WORK TO DO — In how many lines does the string "INEXUS" appear? Answer with the number only.

Dataset records on visual material —
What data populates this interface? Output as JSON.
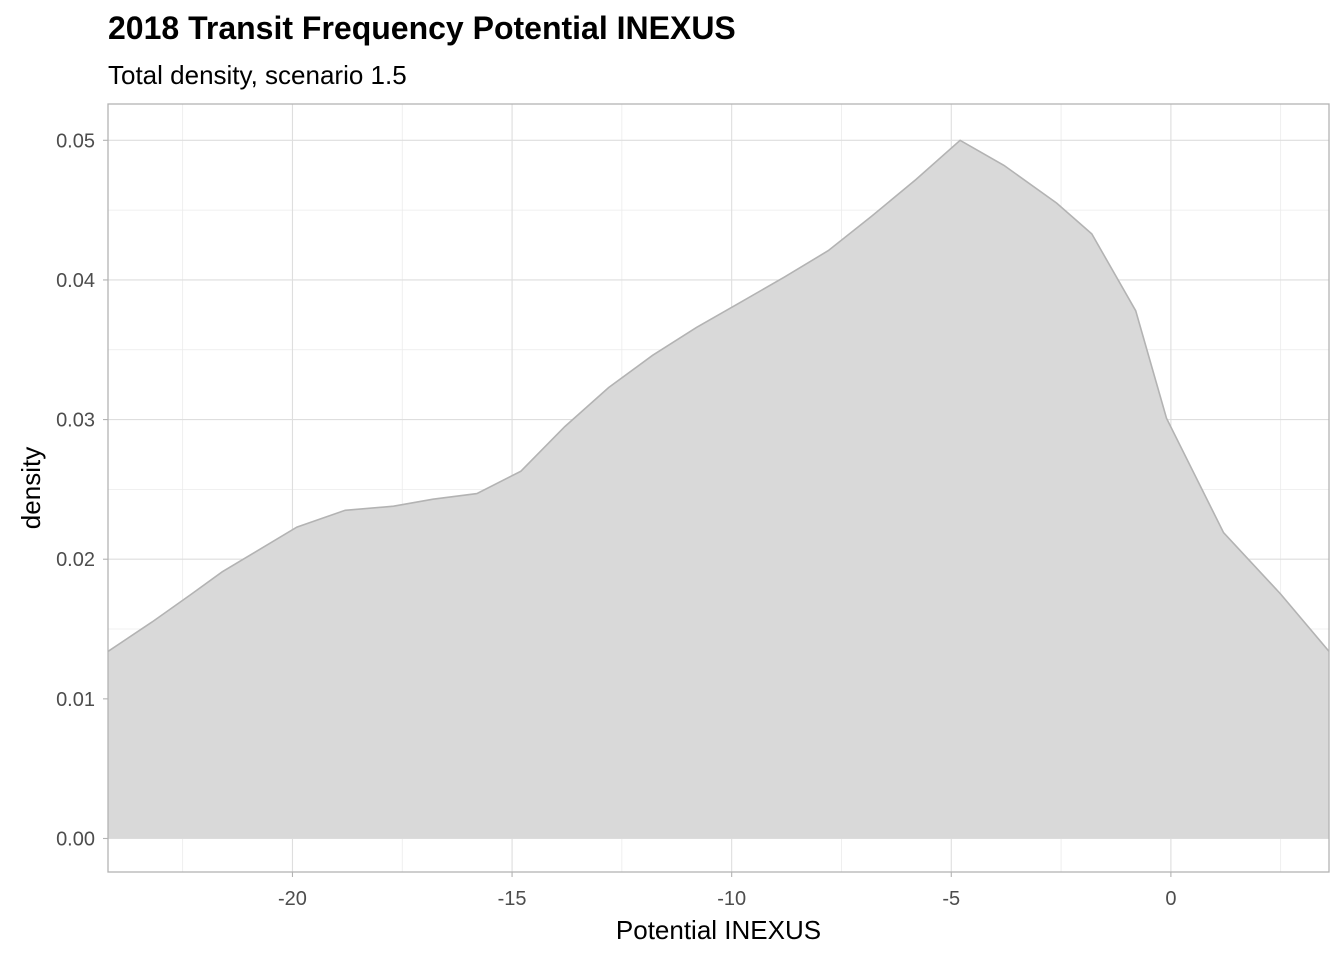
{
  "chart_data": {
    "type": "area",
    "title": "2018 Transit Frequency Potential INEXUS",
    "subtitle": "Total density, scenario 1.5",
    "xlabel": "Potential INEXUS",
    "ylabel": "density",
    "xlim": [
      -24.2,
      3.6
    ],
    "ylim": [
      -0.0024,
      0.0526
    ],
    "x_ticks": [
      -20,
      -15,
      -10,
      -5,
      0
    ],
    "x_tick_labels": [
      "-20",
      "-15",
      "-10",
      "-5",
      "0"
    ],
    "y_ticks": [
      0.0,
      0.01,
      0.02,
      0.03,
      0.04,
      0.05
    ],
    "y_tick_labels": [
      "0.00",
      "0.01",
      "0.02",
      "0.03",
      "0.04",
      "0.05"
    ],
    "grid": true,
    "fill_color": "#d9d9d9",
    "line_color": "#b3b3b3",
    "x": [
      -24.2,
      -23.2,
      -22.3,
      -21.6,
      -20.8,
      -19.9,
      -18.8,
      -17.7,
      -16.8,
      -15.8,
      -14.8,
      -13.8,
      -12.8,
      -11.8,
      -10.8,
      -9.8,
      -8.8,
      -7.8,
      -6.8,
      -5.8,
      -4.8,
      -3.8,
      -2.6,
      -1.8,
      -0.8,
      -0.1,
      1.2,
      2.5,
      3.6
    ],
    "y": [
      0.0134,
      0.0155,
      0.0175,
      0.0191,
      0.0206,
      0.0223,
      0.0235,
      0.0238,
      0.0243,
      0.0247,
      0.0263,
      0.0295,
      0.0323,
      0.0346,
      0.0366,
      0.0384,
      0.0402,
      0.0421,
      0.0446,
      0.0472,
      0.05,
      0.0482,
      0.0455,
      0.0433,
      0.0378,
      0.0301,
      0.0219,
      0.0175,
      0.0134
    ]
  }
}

EXERCISE RESULT — 2